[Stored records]
========

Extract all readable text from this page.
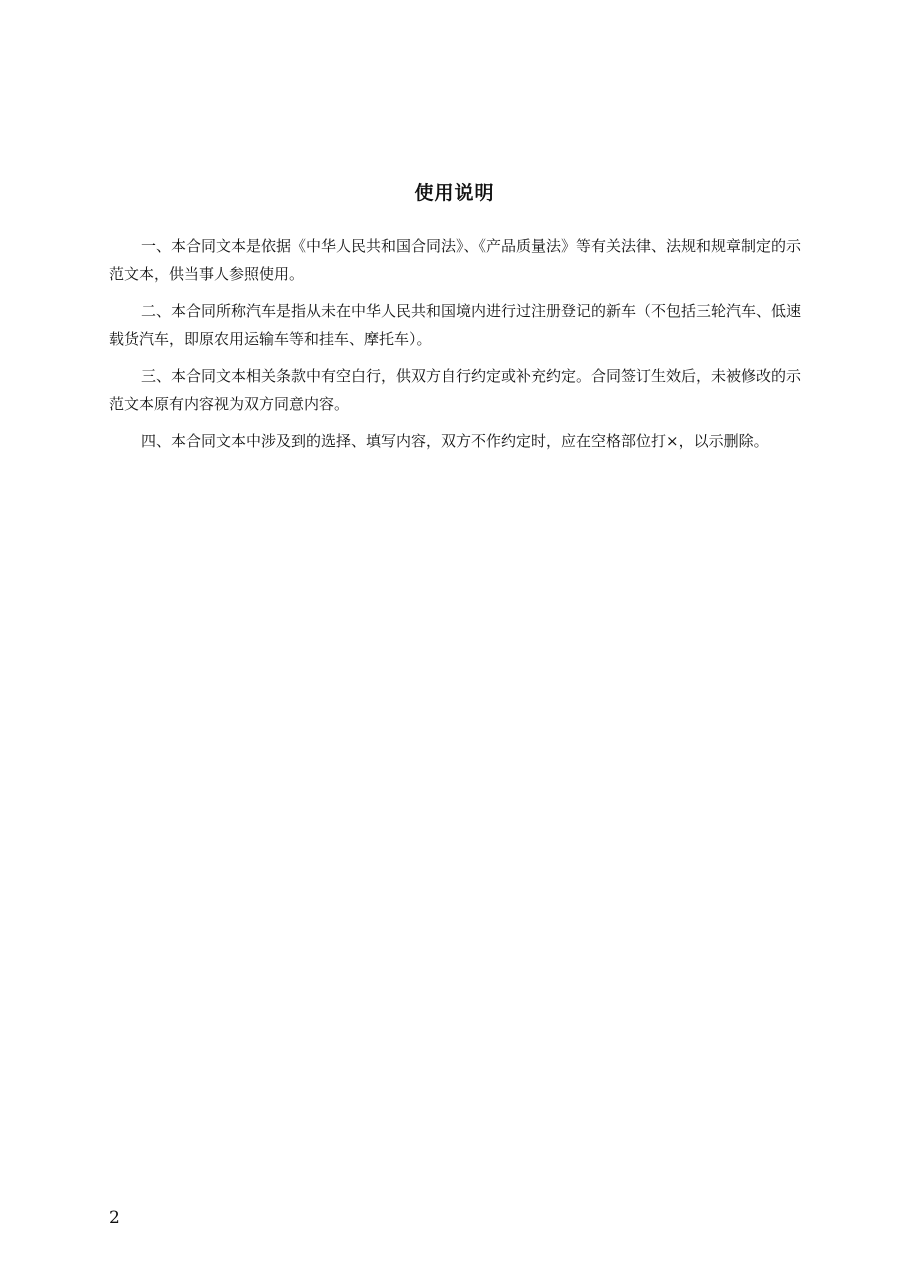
使用说明

一、本合同文本是依据《中华人民共和国合同法》、《产品质量法》等有关法律、法规和规章制定的示范文本，供当事人参照使用。

二、本合同所称汽车是指从未在中华人民共和国境内进行过注册登记的新车（不包括三轮汽车、低速载货汽车，即原农用运输车等和挂车、摩托车）。

三、本合同文本相关条款中有空白行，供双方自行约定或补充约定。合同签订生效后，未被修改的示范文本原有内容视为双方同意内容。

四、本合同文本中涉及到的选择、填写内容，双方不作约定时，应在空格部位打×，以示删除。

2
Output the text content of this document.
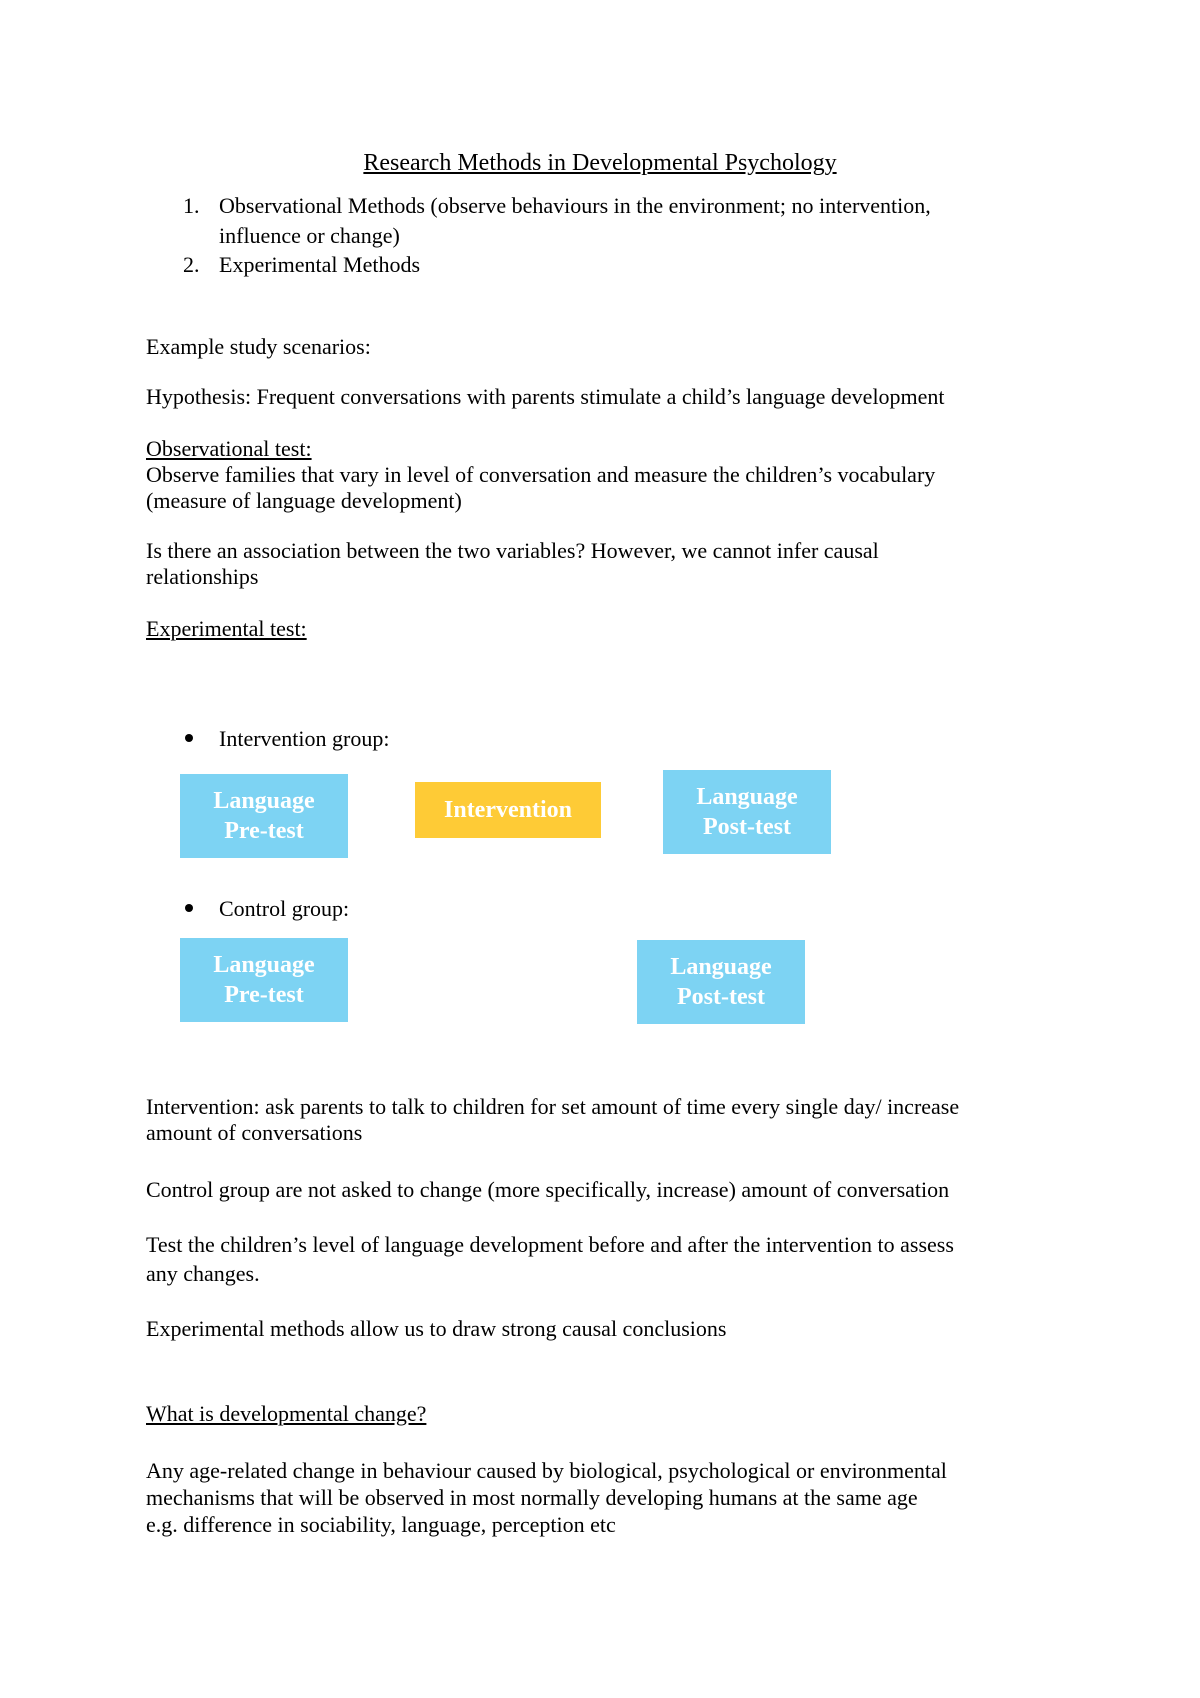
Research Methods in Developmental Psychology
1. Observational Methods (observe behaviours in the environment; no intervention,
influence or change)
2. Experimental Methods
Example study scenarios:
Hypothesis: Frequent conversations with parents stimulate a child’s language development
Observational test:
Observe families that vary in level of conversation and measure the children’s vocabulary
(measure of language development)
Is there an association between the two variables? However, we cannot infer causal
relationships
Experimental test:
Intervention group:
Language
Pre-test
Intervention	Language
Post-test
Control group:
Language
Pre-test
Language
Post-test
Intervention: ask parents to talk to children for set amount of time every single day/ increase
amount of conversations
Control group are not asked to change (more specifically, increase) amount of conversation
Test the children’s level of language development before and after the intervention to assess
any changes.
Experimental methods allow us to draw strong causal conclusions
What is developmental change?
Any age-related change in behaviour caused by biological, psychological or environmental
mechanisms that will be observed in most normally developing humans at the same age
e.g. difference in sociability, language, perception etc
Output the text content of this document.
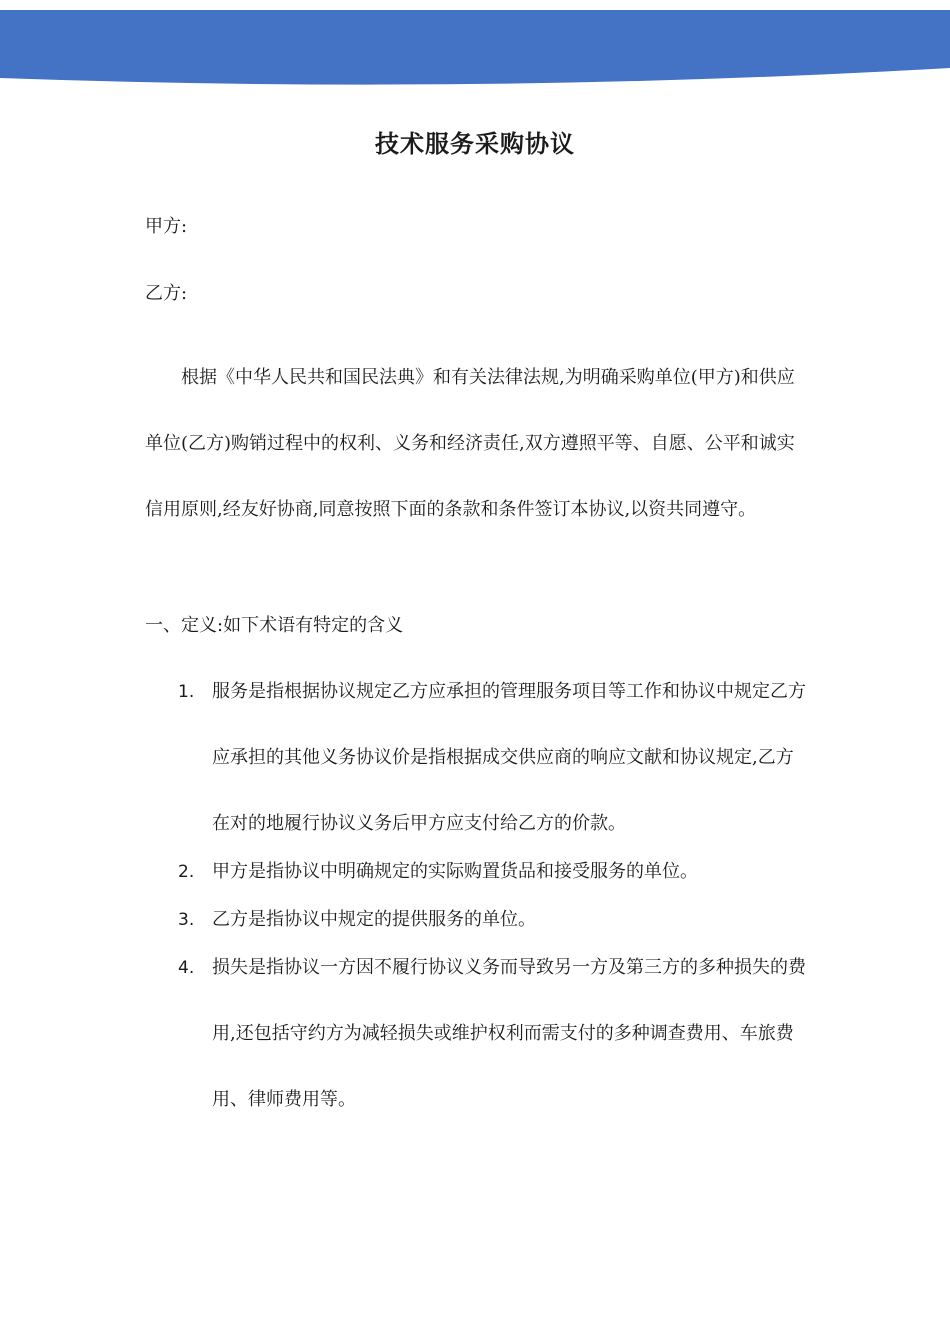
技术服务采购协议
甲方:
乙方:

根据《中华人民共和国民法典》和有关法律法规,为明确采购单位(甲方)和供应单位(乙方)购销过程中的权利、义务和经济责任,双方遵照平等、自愿、公平和诚实信用原则,经友好协商,同意按照下面的条款和条件签订本协议,以资共同遵守。

一、定义:如下术语有特定的含义
1. 服务是指根据协议规定乙方应承担的管理服务项目等工作和协议中规定乙方应承担的其他义务协议价是指根据成交供应商的响应文献和协议规定,乙方在对的地履行协议义务后甲方应支付给乙方的价款。
2. 甲方是指协议中明确规定的实际购置货品和接受服务的单位。
3. 乙方是指协议中规定的提供服务的单位。
4. 损失是指协议一方因不履行协议义务而导致另一方及第三方的多种损失的费用,还包括守约方为减轻损失或维护权利而需支付的多种调查费用、车旅费用、律师费用等。
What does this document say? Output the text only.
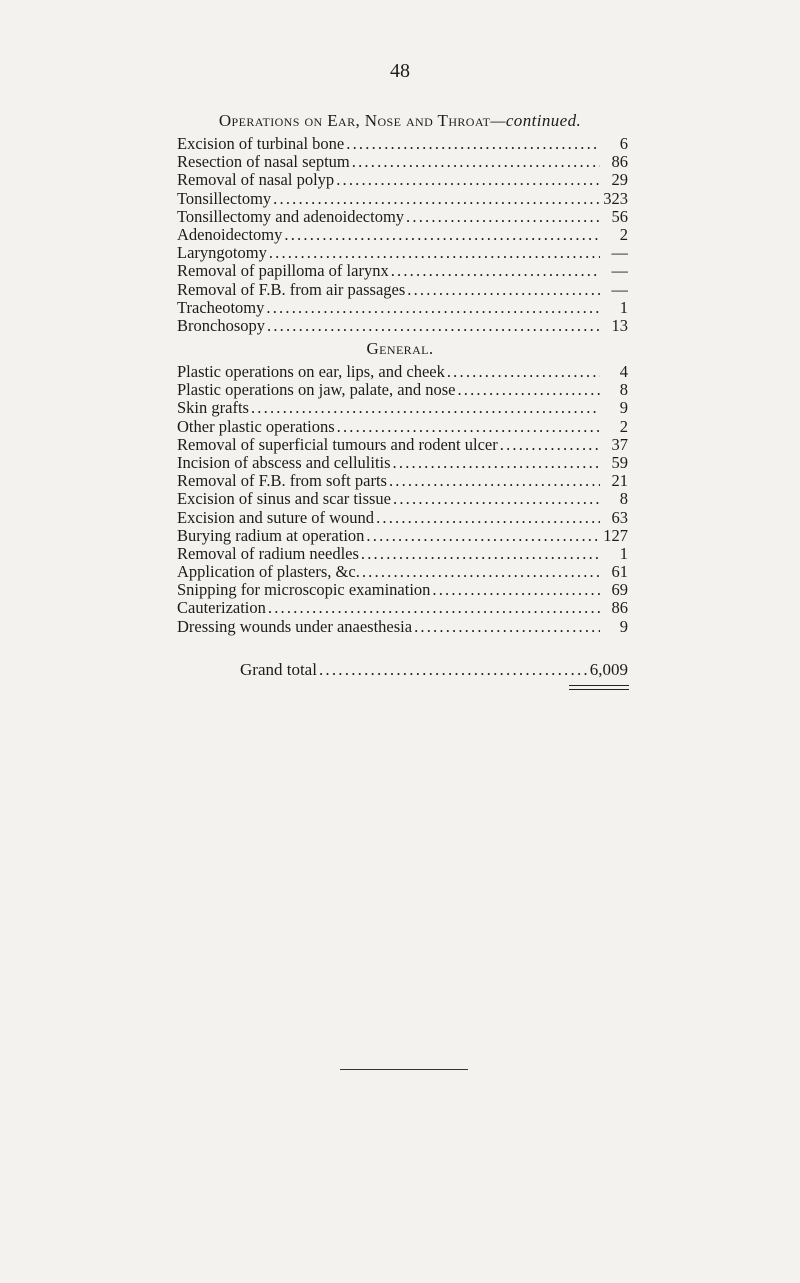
48
Operations on Ear, Nose and Throat—continued.
Excision of turbinal bone .....	6
Resection of nasal septum .....	86
Removal of nasal polyp .....	29
Tonsillectomy .....	323
Tonsillectomy and adenoidectomy .....	56
Adenoidectomy .....	2
Laryngotomy .....	—
Removal of papilloma of larynx .....	—
Removal of F.B. from air passages .....	—
Tracheotomy .....	1
Bronchosopy .....	13
General.
Plastic operations on ear, lips, and cheek .....	4
Plastic operations on jaw, palate, and nose .....	8
Skin grafts .....	9
Other plastic operations .....	2
Removal of superficial tumours and rodent ulcer .....	37
Incision of abscess and cellulitis .....	59
Removal of F.B. from soft parts .....	21
Excision of sinus and scar tissue .....	8
Excision and suture of wound .....	63
Burying radium at operation .....	127
Removal of radium needles .....	1
Application of plasters, &c. .....	61
Snipping for microscopic examination .....	69
Cauterization .....	86
Dressing wounds under anaesthesia .....	9
Grand total .....	6,009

========

Problem statement:
Every line that holds the word "Tonsillectomy" counts once; state the total number of such lines and nothing else.

Written answer:
2